PROBLEM STATEMENT: Write out the material again exactly, please, and omit the pictures.
** start DATASET RECORDS **
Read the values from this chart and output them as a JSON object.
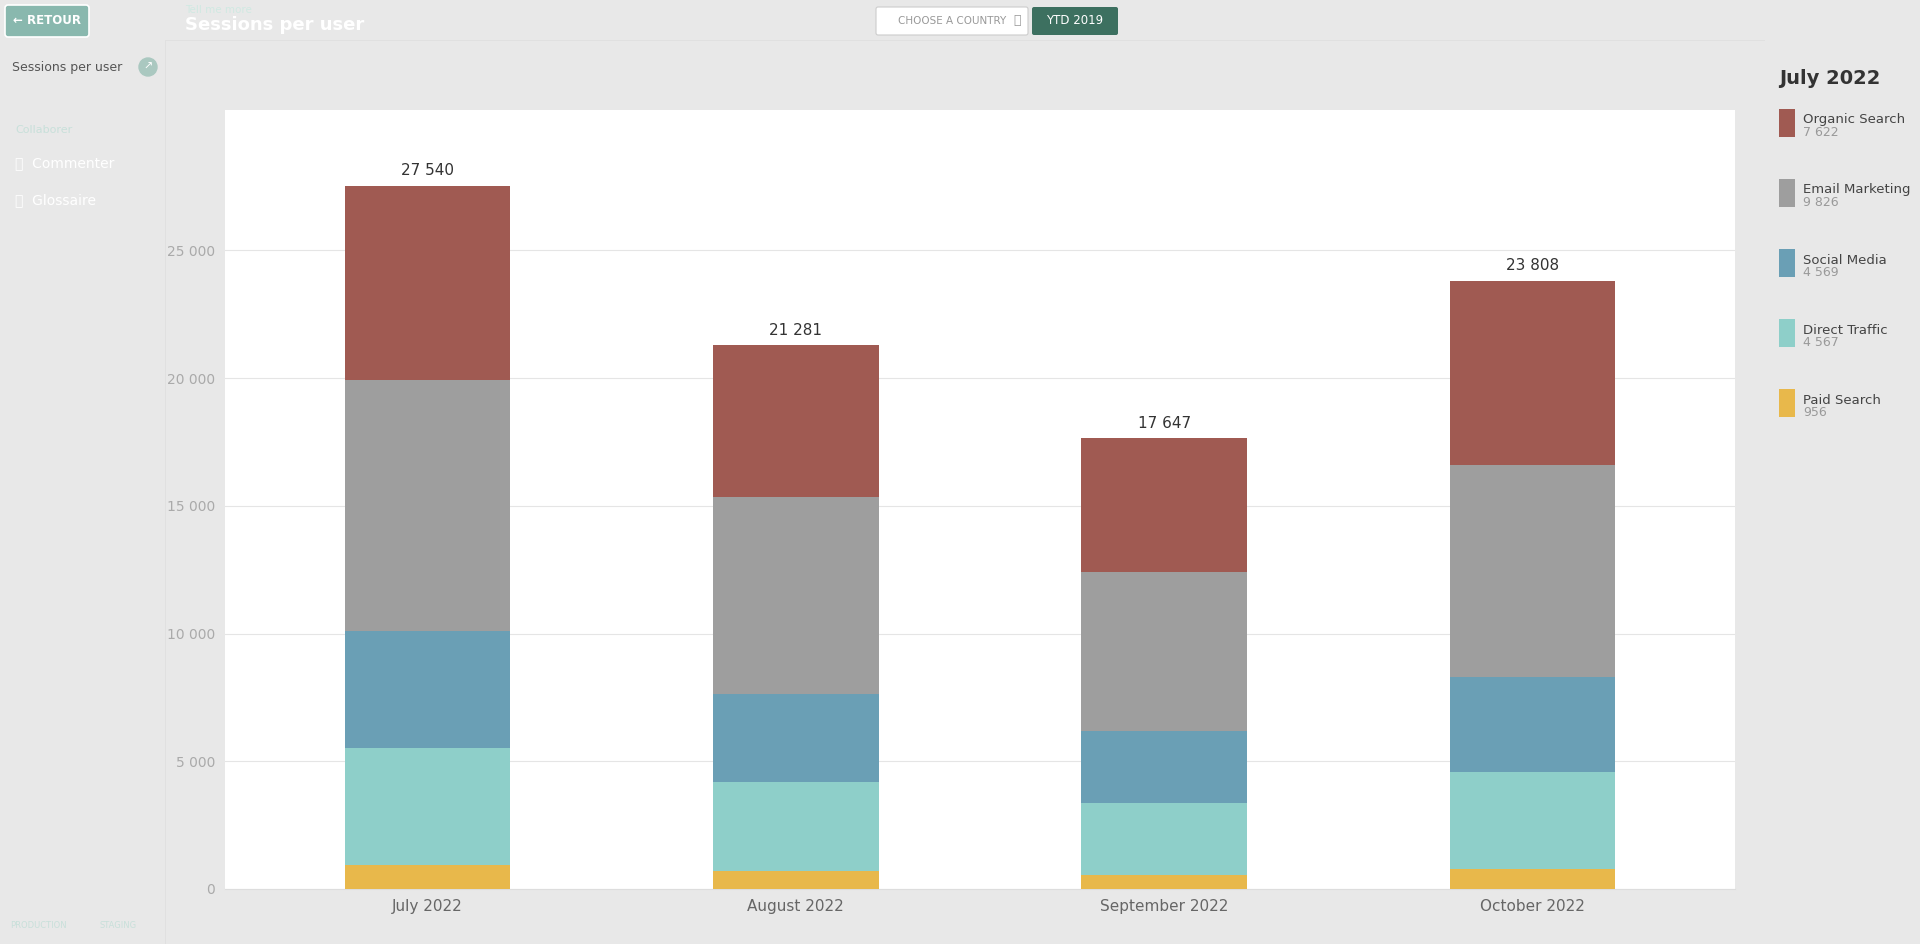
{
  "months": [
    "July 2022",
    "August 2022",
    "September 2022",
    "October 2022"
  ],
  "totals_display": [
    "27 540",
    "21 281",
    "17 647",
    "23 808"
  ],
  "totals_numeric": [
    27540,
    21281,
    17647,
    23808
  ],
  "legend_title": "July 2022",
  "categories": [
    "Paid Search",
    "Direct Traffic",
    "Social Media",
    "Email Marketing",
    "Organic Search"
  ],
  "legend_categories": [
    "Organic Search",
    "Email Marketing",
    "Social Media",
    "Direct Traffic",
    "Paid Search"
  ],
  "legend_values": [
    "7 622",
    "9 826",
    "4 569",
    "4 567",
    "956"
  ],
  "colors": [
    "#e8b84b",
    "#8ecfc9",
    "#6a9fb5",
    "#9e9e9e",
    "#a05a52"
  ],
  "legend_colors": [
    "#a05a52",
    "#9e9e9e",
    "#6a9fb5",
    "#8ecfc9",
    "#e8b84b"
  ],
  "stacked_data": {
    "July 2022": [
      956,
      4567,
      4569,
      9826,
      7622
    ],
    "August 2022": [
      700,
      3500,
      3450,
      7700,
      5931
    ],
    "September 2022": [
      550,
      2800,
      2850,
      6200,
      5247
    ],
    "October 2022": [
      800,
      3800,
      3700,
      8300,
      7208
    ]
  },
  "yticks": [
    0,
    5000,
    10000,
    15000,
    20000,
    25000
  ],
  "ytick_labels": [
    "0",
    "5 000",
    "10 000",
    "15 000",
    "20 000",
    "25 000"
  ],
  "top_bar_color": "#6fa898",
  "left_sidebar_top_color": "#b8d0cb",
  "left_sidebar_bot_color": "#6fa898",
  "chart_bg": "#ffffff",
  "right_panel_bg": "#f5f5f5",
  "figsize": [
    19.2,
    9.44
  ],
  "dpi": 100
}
** end DATASET RECORDS **
OUTPUT FOR THIS TASK:
Read the values from this chart and output them as a JSON object.
{
  "months": [
    "July 2022",
    "August 2022",
    "September 2022",
    "October 2022"
  ],
  "totals_display": [
    "27 540",
    "21 281",
    "17 647",
    "23 808"
  ],
  "totals_numeric": [
    27540,
    21281,
    17647,
    23808
  ],
  "legend_title": "July 2022",
  "categories": [
    "Paid Search",
    "Direct Traffic",
    "Social Media",
    "Email Marketing",
    "Organic Search"
  ],
  "legend_categories": [
    "Organic Search",
    "Email Marketing",
    "Social Media",
    "Direct Traffic",
    "Paid Search"
  ],
  "legend_values": [
    "7 622",
    "9 826",
    "4 569",
    "4 567",
    "956"
  ],
  "colors": [
    "#e8b84b",
    "#8ecfc9",
    "#6a9fb5",
    "#9e9e9e",
    "#a05a52"
  ],
  "legend_colors": [
    "#a05a52",
    "#9e9e9e",
    "#6a9fb5",
    "#8ecfc9",
    "#e8b84b"
  ],
  "stacked_data": {
    "July 2022": [
      956,
      4567,
      4569,
      9826,
      7622
    ],
    "August 2022": [
      700,
      3500,
      3450,
      7700,
      5931
    ],
    "September 2022": [
      550,
      2800,
      2850,
      6200,
      5247
    ],
    "October 2022": [
      800,
      3800,
      3700,
      8300,
      7208
    ]
  },
  "yticks": [
    0,
    5000,
    10000,
    15000,
    20000,
    25000
  ],
  "ytick_labels": [
    "0",
    "5 000",
    "10 000",
    "15 000",
    "20 000",
    "25 000"
  ],
  "top_bar_color": "#6fa898",
  "left_sidebar_top_color": "#b8d0cb",
  "left_sidebar_bot_color": "#6fa898",
  "chart_bg": "#ffffff",
  "right_panel_bg": "#f5f5f5",
  "figsize": [
    19.2,
    9.44
  ],
  "dpi": 100
}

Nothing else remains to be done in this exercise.